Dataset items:
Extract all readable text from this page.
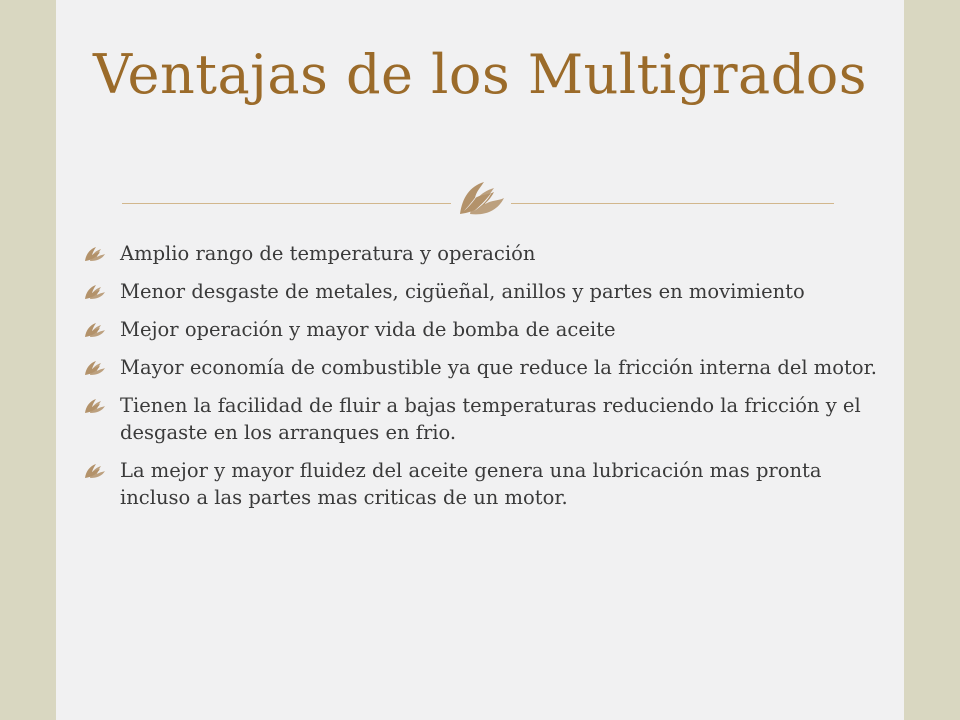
Ventajas de los Multigrados
Amplio rango de temperatura y operación
Menor desgaste de metales, cigüeñal, anillos y partes en movimiento
Mejor operación y mayor vida de bomba de aceite
Mayor economía de combustible ya que reduce la fricción interna del motor.
Tienen la facilidad de fluir a bajas temperaturas reduciendo la fricción y el desgaste en los arranques en frio.
La mejor y mayor fluidez del aceite genera una lubricación mas pronta incluso a las partes mas criticas de un motor.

To do: In the records above, find each line holding "partes" and copy it.

Response to the task:
Menor desgaste de metales, cigüeñal, anillos y partes en movimiento
La mejor y mayor fluidez del aceite genera una lubricación mas pronta incluso a las partes mas criticas de un motor.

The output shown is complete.